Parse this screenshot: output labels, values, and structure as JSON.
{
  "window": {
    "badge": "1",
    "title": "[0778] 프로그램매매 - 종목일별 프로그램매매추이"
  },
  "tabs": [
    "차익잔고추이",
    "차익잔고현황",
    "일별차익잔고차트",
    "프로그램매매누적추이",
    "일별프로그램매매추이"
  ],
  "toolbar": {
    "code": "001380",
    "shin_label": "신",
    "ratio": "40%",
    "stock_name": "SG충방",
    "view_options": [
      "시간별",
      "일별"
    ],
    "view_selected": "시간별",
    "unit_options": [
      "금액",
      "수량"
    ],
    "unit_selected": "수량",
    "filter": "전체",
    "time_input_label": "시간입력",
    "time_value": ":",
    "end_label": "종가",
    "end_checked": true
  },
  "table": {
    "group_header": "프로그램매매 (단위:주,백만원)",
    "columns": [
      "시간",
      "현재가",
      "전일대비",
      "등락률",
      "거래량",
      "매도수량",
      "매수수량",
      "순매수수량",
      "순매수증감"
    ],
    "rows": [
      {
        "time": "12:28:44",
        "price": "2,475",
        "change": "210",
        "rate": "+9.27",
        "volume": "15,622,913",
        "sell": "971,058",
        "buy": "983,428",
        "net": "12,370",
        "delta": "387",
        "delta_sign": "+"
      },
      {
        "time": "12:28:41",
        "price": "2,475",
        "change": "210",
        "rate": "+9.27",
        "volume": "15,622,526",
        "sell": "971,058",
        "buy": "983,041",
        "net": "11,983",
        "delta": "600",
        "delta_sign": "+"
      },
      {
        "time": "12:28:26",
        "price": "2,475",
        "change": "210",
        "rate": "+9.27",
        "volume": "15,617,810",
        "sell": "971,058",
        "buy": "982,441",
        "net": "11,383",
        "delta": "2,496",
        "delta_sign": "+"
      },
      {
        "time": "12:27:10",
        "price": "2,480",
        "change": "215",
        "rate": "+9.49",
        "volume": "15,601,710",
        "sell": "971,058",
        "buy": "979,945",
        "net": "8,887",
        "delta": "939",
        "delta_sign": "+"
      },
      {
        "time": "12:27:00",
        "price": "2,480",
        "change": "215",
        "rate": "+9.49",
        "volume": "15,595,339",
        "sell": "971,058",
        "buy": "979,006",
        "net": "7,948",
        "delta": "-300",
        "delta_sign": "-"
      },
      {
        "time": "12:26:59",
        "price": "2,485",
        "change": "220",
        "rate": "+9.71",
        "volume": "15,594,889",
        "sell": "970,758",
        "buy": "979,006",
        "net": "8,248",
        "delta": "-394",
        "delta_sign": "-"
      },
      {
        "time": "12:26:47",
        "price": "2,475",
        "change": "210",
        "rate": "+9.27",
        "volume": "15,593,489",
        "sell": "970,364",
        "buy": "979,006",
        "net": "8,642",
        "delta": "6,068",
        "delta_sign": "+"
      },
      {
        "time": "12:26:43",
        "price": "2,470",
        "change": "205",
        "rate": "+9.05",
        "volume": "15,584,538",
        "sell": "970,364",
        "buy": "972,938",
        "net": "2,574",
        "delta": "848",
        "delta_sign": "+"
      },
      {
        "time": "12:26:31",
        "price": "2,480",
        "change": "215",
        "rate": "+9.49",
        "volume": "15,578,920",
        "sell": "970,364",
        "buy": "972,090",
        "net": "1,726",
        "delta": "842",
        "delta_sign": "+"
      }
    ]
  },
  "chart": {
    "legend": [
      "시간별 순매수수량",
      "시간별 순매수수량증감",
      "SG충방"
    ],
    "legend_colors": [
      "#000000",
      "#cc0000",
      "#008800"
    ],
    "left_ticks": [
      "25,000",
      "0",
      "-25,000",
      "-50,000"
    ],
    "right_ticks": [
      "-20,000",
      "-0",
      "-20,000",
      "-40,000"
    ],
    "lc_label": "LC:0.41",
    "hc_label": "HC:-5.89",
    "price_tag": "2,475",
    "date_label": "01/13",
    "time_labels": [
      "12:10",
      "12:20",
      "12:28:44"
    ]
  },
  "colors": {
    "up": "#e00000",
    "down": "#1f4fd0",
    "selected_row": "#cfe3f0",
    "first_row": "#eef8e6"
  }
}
********
Exercise: Return the listing above in its exact form.

Solution to this exercise:
Parse this screenshot: output labels, values, and structure as JSON.
{
  "window": {
    "badge": "1",
    "title": "[0778] 프로그램매매 - 종목일별 프로그램매매추이"
  },
  "tabs": [
    "차익잔고추이",
    "차익잔고현황",
    "일별차익잔고차트",
    "프로그램매매누적추이",
    "일별프로그램매매추이"
  ],
  "toolbar": {
    "code": "001380",
    "shin_label": "신",
    "ratio": "40%",
    "stock_name": "SG충방",
    "view_options": [
      "시간별",
      "일별"
    ],
    "view_selected": "시간별",
    "unit_options": [
      "금액",
      "수량"
    ],
    "unit_selected": "수량",
    "filter": "전체",
    "time_input_label": "시간입력",
    "time_value": ":",
    "end_label": "종가",
    "end_checked": true
  },
  "table": {
    "group_header": "프로그램매매 (단위:주,백만원)",
    "columns": [
      "시간",
      "현재가",
      "전일대비",
      "등락률",
      "거래량",
      "매도수량",
      "매수수량",
      "순매수수량",
      "순매수증감"
    ],
    "rows": [
      {
        "time": "12:28:44",
        "price": "2,475",
        "change": "210",
        "rate": "+9.27",
        "volume": "15,622,913",
        "sell": "971,058",
        "buy": "983,428",
        "net": "12,370",
        "delta": "387",
        "delta_sign": "+"
      },
      {
        "time": "12:28:41",
        "price": "2,475",
        "change": "210",
        "rate": "+9.27",
        "volume": "15,622,526",
        "sell": "971,058",
        "buy": "983,041",
        "net": "11,983",
        "delta": "600",
        "delta_sign": "+"
      },
      {
        "time": "12:28:26",
        "price": "2,475",
        "change": "210",
        "rate": "+9.27",
        "volume": "15,617,810",
        "sell": "971,058",
        "buy": "982,441",
        "net": "11,383",
        "delta": "2,496",
        "delta_sign": "+"
      },
      {
        "time": "12:27:10",
        "price": "2,480",
        "change": "215",
        "rate": "+9.49",
        "volume": "15,601,710",
        "sell": "971,058",
        "buy": "979,945",
        "net": "8,887",
        "delta": "939",
        "delta_sign": "+"
      },
      {
        "time": "12:27:00",
        "price": "2,480",
        "change": "215",
        "rate": "+9.49",
        "volume": "15,595,339",
        "sell": "971,058",
        "buy": "979,006",
        "net": "7,948",
        "delta": "-300",
        "delta_sign": "-"
      },
      {
        "time": "12:26:59",
        "price": "2,485",
        "change": "220",
        "rate": "+9.71",
        "volume": "15,594,889",
        "sell": "970,758",
        "buy": "979,006",
        "net": "8,248",
        "delta": "-394",
        "delta_sign": "-"
      },
      {
        "time": "12:26:47",
        "price": "2,475",
        "change": "210",
        "rate": "+9.27",
        "volume": "15,593,489",
        "sell": "970,364",
        "buy": "979,006",
        "net": "8,642",
        "delta": "6,068",
        "delta_sign": "+"
      },
      {
        "time": "12:26:43",
        "price": "2,470",
        "change": "205",
        "rate": "+9.05",
        "volume": "15,584,538",
        "sell": "970,364",
        "buy": "972,938",
        "net": "2,574",
        "delta": "848",
        "delta_sign": "+"
      },
      {
        "time": "12:26:31",
        "price": "2,480",
        "change": "215",
        "rate": "+9.49",
        "volume": "15,578,920",
        "sell": "970,364",
        "buy": "972,090",
        "net": "1,726",
        "delta": "842",
        "delta_sign": "+"
      }
    ]
  },
  "chart": {
    "legend": [
      "시간별 순매수수량",
      "시간별 순매수수량증감",
      "SG충방"
    ],
    "legend_colors": [
      "#000000",
      "#cc0000",
      "#008800"
    ],
    "left_ticks": [
      "25,000",
      "0",
      "-25,000",
      "-50,000"
    ],
    "right_ticks": [
      "-20,000",
      "-0",
      "-20,000",
      "-40,000"
    ],
    "lc_label": "LC:0.41",
    "hc_label": "HC:-5.89",
    "price_tag": "2,475",
    "date_label": "01/13",
    "time_labels": [
      "12:10",
      "12:20",
      "12:28:44"
    ]
  },
  "colors": {
    "up": "#e00000",
    "down": "#1f4fd0",
    "selected_row": "#cfe3f0",
    "first_row": "#eef8e6"
  }
}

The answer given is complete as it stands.